*Input*:
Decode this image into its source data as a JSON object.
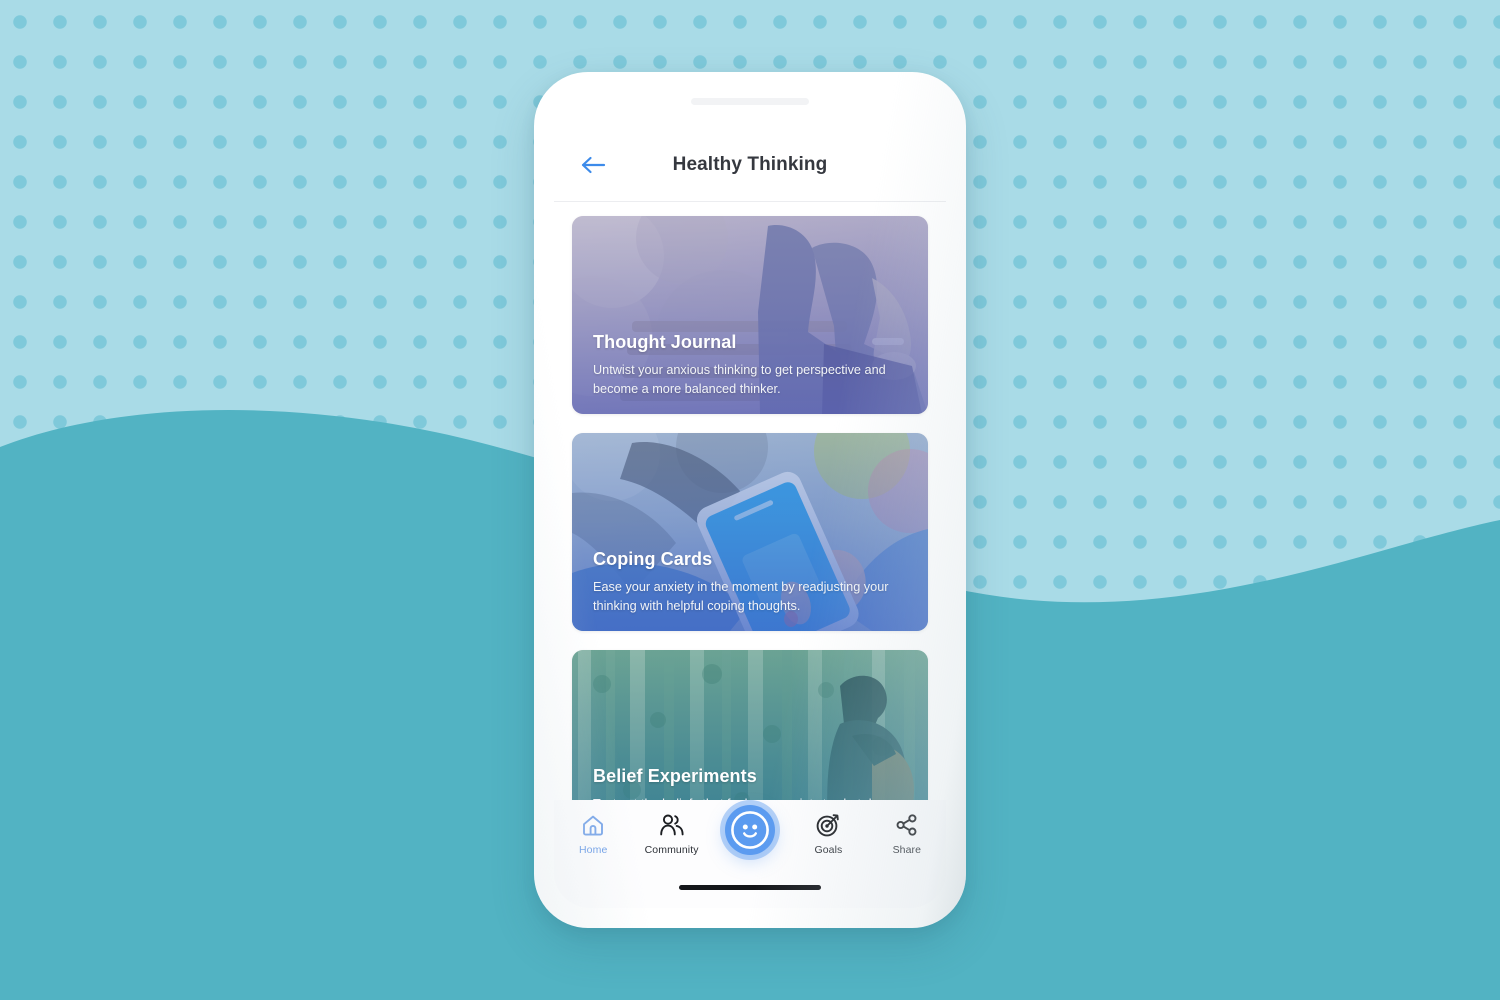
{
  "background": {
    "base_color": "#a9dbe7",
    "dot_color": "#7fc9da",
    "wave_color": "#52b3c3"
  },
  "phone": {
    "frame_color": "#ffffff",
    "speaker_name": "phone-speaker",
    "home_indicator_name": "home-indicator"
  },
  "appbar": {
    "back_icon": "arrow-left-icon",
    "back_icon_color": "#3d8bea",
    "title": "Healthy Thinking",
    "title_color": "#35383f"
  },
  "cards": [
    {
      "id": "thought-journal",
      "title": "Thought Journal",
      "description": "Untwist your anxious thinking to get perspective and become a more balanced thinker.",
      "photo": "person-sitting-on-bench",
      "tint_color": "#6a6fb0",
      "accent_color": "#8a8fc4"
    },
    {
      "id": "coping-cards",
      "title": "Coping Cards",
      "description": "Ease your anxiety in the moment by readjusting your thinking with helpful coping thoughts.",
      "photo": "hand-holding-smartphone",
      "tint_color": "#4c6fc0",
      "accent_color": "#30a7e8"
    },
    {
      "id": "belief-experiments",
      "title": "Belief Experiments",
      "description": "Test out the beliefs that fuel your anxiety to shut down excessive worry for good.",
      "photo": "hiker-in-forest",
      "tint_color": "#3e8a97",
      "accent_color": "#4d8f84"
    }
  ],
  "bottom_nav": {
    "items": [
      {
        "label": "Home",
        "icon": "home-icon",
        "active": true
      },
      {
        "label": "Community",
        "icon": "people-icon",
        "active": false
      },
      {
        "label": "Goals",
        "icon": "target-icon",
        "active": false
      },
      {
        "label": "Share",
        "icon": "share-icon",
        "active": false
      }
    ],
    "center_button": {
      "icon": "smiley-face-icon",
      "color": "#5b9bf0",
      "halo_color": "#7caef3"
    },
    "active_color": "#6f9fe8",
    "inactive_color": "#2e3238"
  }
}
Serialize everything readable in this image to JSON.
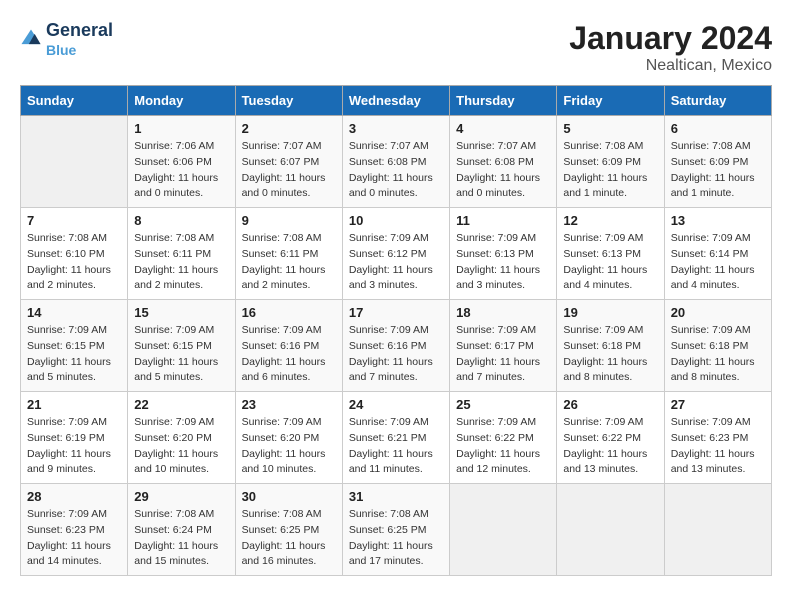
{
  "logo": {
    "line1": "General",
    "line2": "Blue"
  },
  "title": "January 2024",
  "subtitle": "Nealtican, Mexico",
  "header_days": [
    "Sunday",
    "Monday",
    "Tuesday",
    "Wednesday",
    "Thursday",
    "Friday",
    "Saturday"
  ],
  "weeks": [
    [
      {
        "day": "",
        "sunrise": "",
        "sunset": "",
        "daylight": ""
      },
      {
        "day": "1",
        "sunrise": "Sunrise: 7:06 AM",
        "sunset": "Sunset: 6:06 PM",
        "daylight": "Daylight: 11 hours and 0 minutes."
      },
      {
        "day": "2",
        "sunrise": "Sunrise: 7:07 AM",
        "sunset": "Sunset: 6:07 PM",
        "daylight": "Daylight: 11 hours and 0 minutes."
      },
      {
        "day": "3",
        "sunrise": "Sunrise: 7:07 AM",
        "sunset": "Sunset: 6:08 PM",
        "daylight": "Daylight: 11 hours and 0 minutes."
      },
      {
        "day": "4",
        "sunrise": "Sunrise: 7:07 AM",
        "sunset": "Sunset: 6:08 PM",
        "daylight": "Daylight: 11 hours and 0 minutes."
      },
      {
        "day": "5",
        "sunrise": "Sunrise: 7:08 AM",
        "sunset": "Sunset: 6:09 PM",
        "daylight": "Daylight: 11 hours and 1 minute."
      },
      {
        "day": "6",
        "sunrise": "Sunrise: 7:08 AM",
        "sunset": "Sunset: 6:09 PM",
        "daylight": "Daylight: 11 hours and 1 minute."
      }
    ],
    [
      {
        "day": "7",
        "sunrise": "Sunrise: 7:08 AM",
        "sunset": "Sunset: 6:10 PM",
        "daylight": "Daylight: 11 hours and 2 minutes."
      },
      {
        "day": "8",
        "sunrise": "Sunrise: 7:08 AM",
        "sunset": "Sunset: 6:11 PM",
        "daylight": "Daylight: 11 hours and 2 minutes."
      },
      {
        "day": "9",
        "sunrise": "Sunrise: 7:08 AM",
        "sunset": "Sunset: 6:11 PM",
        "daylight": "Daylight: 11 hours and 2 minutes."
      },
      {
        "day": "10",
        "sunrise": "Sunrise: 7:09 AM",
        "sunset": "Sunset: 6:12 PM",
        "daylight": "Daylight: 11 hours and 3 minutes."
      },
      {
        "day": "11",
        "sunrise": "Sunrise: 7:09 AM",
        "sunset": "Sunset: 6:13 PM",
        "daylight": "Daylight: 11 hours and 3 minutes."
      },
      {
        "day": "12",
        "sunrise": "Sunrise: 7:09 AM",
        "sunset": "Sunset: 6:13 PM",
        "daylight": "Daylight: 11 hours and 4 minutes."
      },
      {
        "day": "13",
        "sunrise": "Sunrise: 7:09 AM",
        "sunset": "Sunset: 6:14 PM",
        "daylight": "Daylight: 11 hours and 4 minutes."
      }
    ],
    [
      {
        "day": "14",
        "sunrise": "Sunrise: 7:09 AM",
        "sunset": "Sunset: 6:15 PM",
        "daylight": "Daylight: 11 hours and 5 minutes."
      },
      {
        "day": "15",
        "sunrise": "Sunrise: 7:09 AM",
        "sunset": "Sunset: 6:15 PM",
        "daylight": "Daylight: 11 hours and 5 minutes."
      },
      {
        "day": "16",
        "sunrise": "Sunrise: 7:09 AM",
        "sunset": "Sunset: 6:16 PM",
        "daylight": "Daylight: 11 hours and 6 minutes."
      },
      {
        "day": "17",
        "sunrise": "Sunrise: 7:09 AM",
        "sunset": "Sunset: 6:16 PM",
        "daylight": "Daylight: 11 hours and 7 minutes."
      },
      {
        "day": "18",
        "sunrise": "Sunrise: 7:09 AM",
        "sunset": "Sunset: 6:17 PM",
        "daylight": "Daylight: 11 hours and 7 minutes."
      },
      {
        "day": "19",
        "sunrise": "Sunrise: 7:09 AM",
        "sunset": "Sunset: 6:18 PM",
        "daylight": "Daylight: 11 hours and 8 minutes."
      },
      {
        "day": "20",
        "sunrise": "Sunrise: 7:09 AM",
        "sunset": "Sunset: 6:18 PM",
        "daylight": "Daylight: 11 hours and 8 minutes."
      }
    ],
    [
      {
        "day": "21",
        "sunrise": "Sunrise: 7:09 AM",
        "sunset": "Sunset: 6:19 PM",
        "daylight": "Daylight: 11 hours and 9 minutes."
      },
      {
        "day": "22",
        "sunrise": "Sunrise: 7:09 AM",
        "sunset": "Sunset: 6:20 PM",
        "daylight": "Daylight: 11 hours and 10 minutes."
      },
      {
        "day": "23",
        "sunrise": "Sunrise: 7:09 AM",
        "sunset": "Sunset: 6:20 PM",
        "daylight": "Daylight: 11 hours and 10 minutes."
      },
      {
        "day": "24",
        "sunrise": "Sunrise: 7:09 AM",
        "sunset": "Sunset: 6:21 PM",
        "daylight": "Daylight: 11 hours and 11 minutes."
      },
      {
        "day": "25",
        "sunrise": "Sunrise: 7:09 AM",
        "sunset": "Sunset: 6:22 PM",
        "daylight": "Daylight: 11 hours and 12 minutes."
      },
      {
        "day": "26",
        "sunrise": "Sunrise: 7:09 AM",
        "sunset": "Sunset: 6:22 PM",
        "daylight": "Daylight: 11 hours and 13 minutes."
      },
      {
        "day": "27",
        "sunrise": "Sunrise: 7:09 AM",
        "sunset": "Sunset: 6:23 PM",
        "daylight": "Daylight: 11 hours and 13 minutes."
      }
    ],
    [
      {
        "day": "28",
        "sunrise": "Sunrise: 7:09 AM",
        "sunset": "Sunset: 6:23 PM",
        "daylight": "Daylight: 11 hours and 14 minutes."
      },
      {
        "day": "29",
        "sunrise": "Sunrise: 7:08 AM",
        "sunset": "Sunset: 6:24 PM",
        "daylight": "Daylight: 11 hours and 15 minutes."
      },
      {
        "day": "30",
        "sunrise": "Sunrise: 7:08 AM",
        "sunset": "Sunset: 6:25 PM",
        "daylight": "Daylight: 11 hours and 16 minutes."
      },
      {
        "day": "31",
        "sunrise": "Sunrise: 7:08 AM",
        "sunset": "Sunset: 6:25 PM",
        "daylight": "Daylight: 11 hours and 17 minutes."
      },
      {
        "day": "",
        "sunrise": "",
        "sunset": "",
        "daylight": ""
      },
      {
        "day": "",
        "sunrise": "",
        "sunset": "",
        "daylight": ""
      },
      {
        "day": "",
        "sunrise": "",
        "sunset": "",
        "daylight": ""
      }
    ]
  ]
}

*Problem statement*: How many lines of the listing above include the word "anxiety"? State the number and nothing else.

*Exercise solution*: 2